__SET TASK__:
Produce the listing below again, exactly as shown.

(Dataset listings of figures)
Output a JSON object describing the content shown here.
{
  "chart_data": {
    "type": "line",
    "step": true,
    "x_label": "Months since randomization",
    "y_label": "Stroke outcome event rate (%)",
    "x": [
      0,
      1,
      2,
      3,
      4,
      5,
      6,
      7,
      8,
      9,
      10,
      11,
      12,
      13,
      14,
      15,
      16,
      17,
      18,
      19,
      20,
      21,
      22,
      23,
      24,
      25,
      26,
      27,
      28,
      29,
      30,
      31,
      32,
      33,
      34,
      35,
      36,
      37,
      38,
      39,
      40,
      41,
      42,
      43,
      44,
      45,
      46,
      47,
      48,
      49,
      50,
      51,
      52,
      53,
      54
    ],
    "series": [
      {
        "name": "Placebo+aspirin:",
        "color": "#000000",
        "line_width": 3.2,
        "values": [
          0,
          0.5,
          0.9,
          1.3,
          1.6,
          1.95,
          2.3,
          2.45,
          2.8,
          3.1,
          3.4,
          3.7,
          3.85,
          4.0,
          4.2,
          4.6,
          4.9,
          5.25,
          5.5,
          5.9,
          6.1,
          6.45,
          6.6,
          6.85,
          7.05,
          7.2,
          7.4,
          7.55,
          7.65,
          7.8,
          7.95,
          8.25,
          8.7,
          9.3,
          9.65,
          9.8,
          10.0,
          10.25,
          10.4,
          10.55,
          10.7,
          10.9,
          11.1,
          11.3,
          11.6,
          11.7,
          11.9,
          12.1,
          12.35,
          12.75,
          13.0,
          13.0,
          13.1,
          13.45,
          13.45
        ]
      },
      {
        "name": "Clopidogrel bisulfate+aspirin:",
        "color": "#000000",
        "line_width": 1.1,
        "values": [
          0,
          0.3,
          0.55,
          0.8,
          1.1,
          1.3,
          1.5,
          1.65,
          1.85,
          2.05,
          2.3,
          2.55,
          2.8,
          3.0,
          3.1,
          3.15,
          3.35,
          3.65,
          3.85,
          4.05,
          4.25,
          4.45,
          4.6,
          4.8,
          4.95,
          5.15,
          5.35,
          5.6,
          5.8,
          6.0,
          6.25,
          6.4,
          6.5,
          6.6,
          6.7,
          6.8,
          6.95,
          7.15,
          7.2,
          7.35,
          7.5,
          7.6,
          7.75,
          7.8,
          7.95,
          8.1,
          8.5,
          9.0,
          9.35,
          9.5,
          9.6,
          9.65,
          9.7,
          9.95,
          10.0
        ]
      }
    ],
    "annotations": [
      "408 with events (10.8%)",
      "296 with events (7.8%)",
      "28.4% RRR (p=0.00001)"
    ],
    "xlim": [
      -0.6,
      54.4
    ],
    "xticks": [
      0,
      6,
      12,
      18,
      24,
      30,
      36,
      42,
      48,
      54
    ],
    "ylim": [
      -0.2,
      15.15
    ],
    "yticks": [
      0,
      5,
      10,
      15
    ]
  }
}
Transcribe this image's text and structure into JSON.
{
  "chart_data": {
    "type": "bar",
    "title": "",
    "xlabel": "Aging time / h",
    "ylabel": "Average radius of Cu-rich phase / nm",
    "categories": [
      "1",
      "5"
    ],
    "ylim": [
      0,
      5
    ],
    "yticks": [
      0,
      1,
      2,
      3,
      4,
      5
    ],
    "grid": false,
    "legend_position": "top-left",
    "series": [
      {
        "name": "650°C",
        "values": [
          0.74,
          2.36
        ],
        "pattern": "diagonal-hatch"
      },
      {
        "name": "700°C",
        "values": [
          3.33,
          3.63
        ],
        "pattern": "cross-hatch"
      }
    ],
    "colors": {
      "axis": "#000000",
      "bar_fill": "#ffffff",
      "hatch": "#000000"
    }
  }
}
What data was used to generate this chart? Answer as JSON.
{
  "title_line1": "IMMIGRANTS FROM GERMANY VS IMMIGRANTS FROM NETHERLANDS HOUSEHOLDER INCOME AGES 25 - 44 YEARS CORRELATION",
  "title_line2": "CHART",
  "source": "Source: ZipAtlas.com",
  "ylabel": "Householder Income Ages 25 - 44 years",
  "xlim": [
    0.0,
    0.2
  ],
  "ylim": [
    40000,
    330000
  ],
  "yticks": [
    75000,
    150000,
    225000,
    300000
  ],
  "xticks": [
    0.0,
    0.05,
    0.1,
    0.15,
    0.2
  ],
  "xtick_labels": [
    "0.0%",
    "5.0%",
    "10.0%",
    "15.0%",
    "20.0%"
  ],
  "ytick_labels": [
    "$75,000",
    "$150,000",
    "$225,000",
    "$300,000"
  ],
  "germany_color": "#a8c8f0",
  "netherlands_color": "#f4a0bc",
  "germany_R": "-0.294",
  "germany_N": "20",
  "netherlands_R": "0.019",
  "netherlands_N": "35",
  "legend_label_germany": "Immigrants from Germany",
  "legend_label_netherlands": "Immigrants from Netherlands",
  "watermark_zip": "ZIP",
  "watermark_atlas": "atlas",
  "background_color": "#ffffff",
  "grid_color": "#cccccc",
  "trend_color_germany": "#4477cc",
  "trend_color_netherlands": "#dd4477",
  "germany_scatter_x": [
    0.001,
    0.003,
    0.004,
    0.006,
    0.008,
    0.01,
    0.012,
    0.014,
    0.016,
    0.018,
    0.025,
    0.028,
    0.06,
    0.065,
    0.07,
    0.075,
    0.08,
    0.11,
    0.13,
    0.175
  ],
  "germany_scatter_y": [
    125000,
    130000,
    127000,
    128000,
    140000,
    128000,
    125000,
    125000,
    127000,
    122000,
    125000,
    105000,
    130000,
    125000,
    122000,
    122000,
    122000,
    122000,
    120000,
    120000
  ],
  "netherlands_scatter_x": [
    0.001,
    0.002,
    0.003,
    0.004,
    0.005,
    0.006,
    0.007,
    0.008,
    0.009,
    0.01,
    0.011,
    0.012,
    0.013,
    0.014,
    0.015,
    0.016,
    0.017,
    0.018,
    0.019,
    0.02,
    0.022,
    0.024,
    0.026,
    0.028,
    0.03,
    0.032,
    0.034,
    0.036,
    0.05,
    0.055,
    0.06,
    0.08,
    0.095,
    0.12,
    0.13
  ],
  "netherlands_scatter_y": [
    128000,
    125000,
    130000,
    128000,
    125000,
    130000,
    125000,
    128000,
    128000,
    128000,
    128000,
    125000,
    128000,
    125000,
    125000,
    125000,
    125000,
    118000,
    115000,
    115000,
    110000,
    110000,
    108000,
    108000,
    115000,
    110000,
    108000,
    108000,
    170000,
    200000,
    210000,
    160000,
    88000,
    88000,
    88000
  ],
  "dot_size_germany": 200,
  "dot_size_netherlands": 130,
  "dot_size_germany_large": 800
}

__PROBLEM SOLUTION__:
Output a JSON object describing the content shown here.
{
  "chart_data": {
    "type": "line",
    "step": true,
    "x_label": "Months since randomization",
    "y_label": "Stroke outcome event rate (%)",
    "x": [
      0,
      1,
      2,
      3,
      4,
      5,
      6,
      7,
      8,
      9,
      10,
      11,
      12,
      13,
      14,
      15,
      16,
      17,
      18,
      19,
      20,
      21,
      22,
      23,
      24,
      25,
      26,
      27,
      28,
      29,
      30,
      31,
      32,
      33,
      34,
      35,
      36,
      37,
      38,
      39,
      40,
      41,
      42,
      43,
      44,
      45,
      46,
      47,
      48,
      49,
      50,
      51,
      52,
      53,
      54
    ],
    "series": [
      {
        "name": "Placebo+aspirin:",
        "color": "#000000",
        "line_width": 3.2,
        "values": [
          0,
          0.5,
          0.9,
          1.3,
          1.6,
          1.95,
          2.3,
          2.45,
          2.8,
          3.1,
          3.4,
          3.7,
          3.85,
          4.0,
          4.2,
          4.6,
          4.9,
          5.25,
          5.5,
          5.9,
          6.1,
          6.45,
          6.6,
          6.85,
          7.05,
          7.2,
          7.4,
          7.55,
          7.65,
          7.8,
          7.95,
          8.25,
          8.7,
          9.3,
          9.65,
          9.8,
          10.0,
          10.25,
          10.4,
          10.55,
          10.7,
          10.9,
          11.1,
          11.3,
          11.6,
          11.7,
          11.9,
          12.1,
          12.35,
          12.75,
          13.0,
          13.0,
          13.1,
          13.45,
          13.45
        ]
      },
      {
        "name": "Clopidogrel bisulfate+aspirin:",
        "color": "#000000",
        "line_width": 1.1,
        "values": [
          0,
          0.3,
          0.55,
          0.8,
          1.1,
          1.3,
          1.5,
          1.65,
          1.85,
          2.05,
          2.3,
          2.55,
          2.8,
          3.0,
          3.1,
          3.15,
          3.35,
          3.65,
          3.85,
          4.05,
          4.25,
          4.45,
          4.6,
          4.8,
          4.95,
          5.15,
          5.35,
          5.6,
          5.8,
          6.0,
          6.25,
          6.4,
          6.5,
          6.6,
          6.7,
          6.8,
          6.95,
          7.15,
          7.2,
          7.35,
          7.5,
          7.6,
          7.75,
          7.8,
          7.95,
          8.1,
          8.5,
          9.0,
          9.35,
          9.5,
          9.6,
          9.65,
          9.7,
          9.95,
          10.0
        ]
      }
    ],
    "annotations": [
      "408 with events (10.8%)",
      "296 with events (7.8%)",
      "28.4% RRR (p=0.00001)"
    ],
    "xlim": [
      -0.6,
      54.4
    ],
    "xticks": [
      0,
      6,
      12,
      18,
      24,
      30,
      36,
      42,
      48,
      54
    ],
    "ylim": [
      -0.2,
      15.15
    ],
    "yticks": [
      0,
      5,
      10,
      15
    ]
  }
}
Transcribe this image's text and structure into JSON.
{
  "chart_data": {
    "type": "bar",
    "title": "",
    "xlabel": "Aging time / h",
    "ylabel": "Average radius of Cu-rich phase / nm",
    "categories": [
      "1",
      "5"
    ],
    "ylim": [
      0,
      5
    ],
    "yticks": [
      0,
      1,
      2,
      3,
      4,
      5
    ],
    "grid": false,
    "legend_position": "top-left",
    "series": [
      {
        "name": "650°C",
        "values": [
          0.74,
          2.36
        ],
        "pattern": "diagonal-hatch"
      },
      {
        "name": "700°C",
        "values": [
          3.33,
          3.63
        ],
        "pattern": "cross-hatch"
      }
    ],
    "colors": {
      "axis": "#000000",
      "bar_fill": "#ffffff",
      "hatch": "#000000"
    }
  }
}
What data was used to generate this chart? Answer as JSON.
{
  "title_line1": "IMMIGRANTS FROM GERMANY VS IMMIGRANTS FROM NETHERLANDS HOUSEHOLDER INCOME AGES 25 - 44 YEARS CORRELATION",
  "title_line2": "CHART",
  "source": "Source: ZipAtlas.com",
  "ylabel": "Householder Income Ages 25 - 44 years",
  "xlim": [
    0.0,
    0.2
  ],
  "ylim": [
    40000,
    330000
  ],
  "yticks": [
    75000,
    150000,
    225000,
    300000
  ],
  "xticks": [
    0.0,
    0.05,
    0.1,
    0.15,
    0.2
  ],
  "xtick_labels": [
    "0.0%",
    "5.0%",
    "10.0%",
    "15.0%",
    "20.0%"
  ],
  "ytick_labels": [
    "$75,000",
    "$150,000",
    "$225,000",
    "$300,000"
  ],
  "germany_color": "#a8c8f0",
  "netherlands_color": "#f4a0bc",
  "germany_R": "-0.294",
  "germany_N": "20",
  "netherlands_R": "0.019",
  "netherlands_N": "35",
  "legend_label_germany": "Immigrants from Germany",
  "legend_label_netherlands": "Immigrants from Netherlands",
  "watermark_zip": "ZIP",
  "watermark_atlas": "atlas",
  "background_color": "#ffffff",
  "grid_color": "#cccccc",
  "trend_color_germany": "#4477cc",
  "trend_color_netherlands": "#dd4477",
  "germany_scatter_x": [
    0.001,
    0.003,
    0.004,
    0.006,
    0.008,
    0.01,
    0.012,
    0.014,
    0.016,
    0.018,
    0.025,
    0.028,
    0.06,
    0.065,
    0.07,
    0.075,
    0.08,
    0.11,
    0.13,
    0.175
  ],
  "germany_scatter_y": [
    125000,
    130000,
    127000,
    128000,
    140000,
    128000,
    125000,
    125000,
    127000,
    122000,
    125000,
    105000,
    130000,
    125000,
    122000,
    122000,
    122000,
    122000,
    120000,
    120000
  ],
  "netherlands_scatter_x": [
    0.001,
    0.002,
    0.003,
    0.004,
    0.005,
    0.006,
    0.007,
    0.008,
    0.009,
    0.01,
    0.011,
    0.012,
    0.013,
    0.014,
    0.015,
    0.016,
    0.017,
    0.018,
    0.019,
    0.02,
    0.022,
    0.024,
    0.026,
    0.028,
    0.03,
    0.032,
    0.034,
    0.036,
    0.05,
    0.055,
    0.06,
    0.08,
    0.095,
    0.12,
    0.13
  ],
  "netherlands_scatter_y": [
    128000,
    125000,
    130000,
    128000,
    125000,
    130000,
    125000,
    128000,
    128000,
    128000,
    128000,
    125000,
    128000,
    125000,
    125000,
    125000,
    125000,
    118000,
    115000,
    115000,
    110000,
    110000,
    108000,
    108000,
    115000,
    110000,
    108000,
    108000,
    170000,
    200000,
    210000,
    160000,
    88000,
    88000,
    88000
  ],
  "dot_size_germany": 200,
  "dot_size_netherlands": 130,
  "dot_size_germany_large": 800
}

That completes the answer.